*PROBLEMAS*:
- 1) Transcreva sem alterações o trecho do texto sobre a eleição que começa em "Visões Contrastantes da" e termina em "Deus faz tudo.", incluindo essas duas passagens.
- 2) Quantas linhas dos registros contêm a palavra "section"? Responda apenas com o número.

*TEXTO FORNECIDO*:

Em 1 Coríntios 2:7, Paulo, falando sobre o mistério de Deus, diz à igreja de Corinto: “Não, declaramos a sabedoria de Deus, um mistério que estava oculto e que Deus destinou para a nossa glória antes do começo dos tempos.” Paulo não define explicitamente o que é o mistério que Deus tinha oculto. Mas inclui a crucificação de Jesus e seu significado para nós.

Isso se encaixa com o que Pedro diz em 1 Pedro 1:18-20, “Pois vocês sabem que não foi com coisas perecíveis como prata ou ouro que vocês foram redimidos da maneira vazia de viver que lhes foi transmitida por seus antepassados, mas com o precioso sangue de Cristo, um cordeiro sem mancha ou defeito. Ele foi escolhido antes da criação do mundo, mas foi revelado nestes últimos tempos em favor de vocês.” Cristo foi escolhido antes da criação para nos redimir; uma escolha que foi oculta, ou um mistério. Deus predestinou que Cristo fosse crucificado para nos redimir do pecado, antes da criação do mundo.

Eleição

Eleição é uma palavra frequentemente usada com predestinação, mas tem um significado distinto. O adjetivo eklektos significa ‘escolhido, preferido, selecionado’. É traduzido na NVI como escolhido doze vezes e como eleito dez vezes. O substantivo eklogē significa “uma escolha, seleção, aquilo que é escolhido”. É traduzido na

NVI como escolhido três vezes, como eleição três vezes e uma vez como eleito. Geralmente, as palavras são usadas para se referir àqueles que Deus escolheu para ser seu povo; Deus elege os eleitos. Para ambos arminianos e calvinistas, Deus faz a eleição, e aqueles que Ele elege se tornam os eleitos.

Visões Contrastantes da Eleição

A grande diferença em como arminianos e calvinistas entendem a eleição está no que o eleitor, Deus, e os eleitos, humanos, contribuem para a eleição. Os calvinistas são monergistas, acreditando que o Espírito Santo é totalmente responsável pela regeneração, incluindo a escolha de quem será regenerado. Não há esforço humano envolvido na regeneração. Nem a seleção para regeneração é baseada em qualquer coisa que a pessoa possa fazer ou escolher. Isso é geralmente conhecido como eleição incondicional; Deus faz tudo.

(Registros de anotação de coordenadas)

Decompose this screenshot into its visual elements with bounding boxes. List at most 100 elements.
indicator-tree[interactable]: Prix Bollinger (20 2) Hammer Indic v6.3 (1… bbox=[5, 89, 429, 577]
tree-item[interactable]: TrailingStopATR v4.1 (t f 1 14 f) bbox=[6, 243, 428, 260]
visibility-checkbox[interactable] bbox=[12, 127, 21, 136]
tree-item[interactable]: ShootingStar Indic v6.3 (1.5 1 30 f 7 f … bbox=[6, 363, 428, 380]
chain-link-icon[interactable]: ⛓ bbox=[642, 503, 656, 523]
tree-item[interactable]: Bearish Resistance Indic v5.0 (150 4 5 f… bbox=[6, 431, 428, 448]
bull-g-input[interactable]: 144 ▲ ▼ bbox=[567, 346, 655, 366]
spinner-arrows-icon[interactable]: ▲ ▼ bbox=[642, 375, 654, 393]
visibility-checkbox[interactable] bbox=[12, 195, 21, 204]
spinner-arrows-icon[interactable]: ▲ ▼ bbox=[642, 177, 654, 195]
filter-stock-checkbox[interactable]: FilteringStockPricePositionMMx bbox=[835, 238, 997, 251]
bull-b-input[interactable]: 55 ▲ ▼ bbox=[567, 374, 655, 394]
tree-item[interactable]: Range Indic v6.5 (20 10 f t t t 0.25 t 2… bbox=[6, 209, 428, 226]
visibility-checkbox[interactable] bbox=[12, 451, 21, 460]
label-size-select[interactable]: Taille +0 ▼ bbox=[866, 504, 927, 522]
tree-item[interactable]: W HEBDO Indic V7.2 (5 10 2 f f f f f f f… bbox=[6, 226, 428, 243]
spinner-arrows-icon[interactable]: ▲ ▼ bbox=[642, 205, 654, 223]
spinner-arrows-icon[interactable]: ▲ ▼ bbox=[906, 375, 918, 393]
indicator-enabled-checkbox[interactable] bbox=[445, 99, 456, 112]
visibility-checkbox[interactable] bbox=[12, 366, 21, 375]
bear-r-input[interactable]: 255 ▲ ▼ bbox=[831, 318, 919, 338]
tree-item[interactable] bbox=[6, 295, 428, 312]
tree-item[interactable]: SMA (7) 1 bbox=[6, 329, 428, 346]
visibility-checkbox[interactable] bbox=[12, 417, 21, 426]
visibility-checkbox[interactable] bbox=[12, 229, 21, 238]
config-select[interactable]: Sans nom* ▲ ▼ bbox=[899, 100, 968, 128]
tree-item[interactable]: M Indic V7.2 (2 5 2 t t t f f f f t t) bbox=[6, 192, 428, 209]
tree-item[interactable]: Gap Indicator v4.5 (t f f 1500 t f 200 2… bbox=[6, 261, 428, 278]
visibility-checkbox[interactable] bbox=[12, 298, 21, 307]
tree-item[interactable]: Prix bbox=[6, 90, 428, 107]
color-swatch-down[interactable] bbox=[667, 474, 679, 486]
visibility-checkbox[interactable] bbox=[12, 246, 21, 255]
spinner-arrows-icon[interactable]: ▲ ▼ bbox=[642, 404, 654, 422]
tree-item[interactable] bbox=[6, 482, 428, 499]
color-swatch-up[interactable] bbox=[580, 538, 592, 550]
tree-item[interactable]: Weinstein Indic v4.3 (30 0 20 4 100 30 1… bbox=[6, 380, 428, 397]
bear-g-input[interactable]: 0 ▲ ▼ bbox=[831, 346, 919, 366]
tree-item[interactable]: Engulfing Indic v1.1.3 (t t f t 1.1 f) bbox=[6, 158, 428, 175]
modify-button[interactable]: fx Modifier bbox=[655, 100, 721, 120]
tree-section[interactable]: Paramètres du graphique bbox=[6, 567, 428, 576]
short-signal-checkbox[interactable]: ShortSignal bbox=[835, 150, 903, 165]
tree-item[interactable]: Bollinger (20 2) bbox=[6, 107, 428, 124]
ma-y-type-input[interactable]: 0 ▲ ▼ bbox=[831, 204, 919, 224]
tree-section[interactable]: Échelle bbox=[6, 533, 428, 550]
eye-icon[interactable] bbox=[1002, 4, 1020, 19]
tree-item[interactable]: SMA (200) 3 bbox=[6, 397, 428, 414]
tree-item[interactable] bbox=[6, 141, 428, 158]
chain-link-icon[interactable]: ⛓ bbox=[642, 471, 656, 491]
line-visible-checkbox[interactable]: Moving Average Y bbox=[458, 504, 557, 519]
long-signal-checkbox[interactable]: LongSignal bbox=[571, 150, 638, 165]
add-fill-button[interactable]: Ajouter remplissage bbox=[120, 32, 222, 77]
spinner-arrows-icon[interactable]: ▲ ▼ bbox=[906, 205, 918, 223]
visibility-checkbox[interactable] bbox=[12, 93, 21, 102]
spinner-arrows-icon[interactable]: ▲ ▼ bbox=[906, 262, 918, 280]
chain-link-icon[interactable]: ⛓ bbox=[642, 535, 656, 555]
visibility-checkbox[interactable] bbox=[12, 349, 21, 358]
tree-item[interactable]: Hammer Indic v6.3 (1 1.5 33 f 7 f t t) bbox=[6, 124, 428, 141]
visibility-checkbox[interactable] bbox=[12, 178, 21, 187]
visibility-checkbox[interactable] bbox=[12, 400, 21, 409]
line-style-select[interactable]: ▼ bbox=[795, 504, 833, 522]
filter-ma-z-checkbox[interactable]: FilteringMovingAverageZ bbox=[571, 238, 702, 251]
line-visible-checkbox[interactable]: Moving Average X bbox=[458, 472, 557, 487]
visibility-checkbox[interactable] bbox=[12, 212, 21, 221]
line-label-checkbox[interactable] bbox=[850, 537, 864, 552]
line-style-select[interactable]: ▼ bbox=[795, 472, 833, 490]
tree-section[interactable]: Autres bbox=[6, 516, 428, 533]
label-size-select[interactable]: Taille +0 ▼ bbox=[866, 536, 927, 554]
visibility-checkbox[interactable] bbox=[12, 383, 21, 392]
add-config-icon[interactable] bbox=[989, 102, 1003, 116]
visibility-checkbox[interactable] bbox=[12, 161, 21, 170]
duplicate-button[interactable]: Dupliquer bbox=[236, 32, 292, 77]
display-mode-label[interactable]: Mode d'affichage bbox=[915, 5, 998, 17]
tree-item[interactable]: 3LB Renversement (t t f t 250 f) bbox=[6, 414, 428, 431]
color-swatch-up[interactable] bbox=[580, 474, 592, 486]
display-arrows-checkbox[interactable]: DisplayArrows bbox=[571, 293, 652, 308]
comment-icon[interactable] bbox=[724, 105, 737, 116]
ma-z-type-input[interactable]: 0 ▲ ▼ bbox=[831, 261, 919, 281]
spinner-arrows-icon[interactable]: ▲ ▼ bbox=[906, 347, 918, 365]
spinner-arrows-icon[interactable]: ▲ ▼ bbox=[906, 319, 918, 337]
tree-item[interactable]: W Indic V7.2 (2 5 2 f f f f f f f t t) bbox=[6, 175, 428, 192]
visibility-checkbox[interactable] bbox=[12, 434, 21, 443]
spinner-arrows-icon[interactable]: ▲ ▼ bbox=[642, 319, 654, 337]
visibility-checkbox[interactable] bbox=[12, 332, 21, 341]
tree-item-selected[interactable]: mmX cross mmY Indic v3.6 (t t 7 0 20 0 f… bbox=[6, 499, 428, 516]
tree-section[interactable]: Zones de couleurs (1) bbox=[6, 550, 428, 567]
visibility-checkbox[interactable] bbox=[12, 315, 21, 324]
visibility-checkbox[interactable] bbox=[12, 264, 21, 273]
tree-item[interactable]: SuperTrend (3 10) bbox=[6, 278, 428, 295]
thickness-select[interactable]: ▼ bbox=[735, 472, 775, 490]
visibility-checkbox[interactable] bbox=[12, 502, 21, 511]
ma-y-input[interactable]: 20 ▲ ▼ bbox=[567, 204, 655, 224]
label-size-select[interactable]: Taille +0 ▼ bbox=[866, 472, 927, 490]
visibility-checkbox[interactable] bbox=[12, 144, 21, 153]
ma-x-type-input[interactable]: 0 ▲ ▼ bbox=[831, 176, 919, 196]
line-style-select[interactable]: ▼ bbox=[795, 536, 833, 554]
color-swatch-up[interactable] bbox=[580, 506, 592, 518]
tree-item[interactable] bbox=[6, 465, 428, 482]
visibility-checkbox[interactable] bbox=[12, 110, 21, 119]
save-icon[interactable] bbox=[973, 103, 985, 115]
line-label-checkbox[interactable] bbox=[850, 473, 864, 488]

*RESPOSTAS AOS PROBLEMAS*:
- 1)
Visões Contrastantes da Eleição

A grande diferença em como arminianos e calvinistas entendem a eleição está no que o eleitor, Deus, e os eleitos, humanos, contribuem para a eleição. Os calvinistas são monergistas, acreditando que o Espírito Santo é totalmente responsável pela regeneração, incluindo a escolha de quem será regenerado. Não há esforço humano envolvido na regeneração. Nem a seleção para regeneração é baseada em qualquer coisa que a pessoa possa fazer ou escolher. Isso é geralmente conhecido como eleição incondicional; Deus faz tudo.

- 2) 4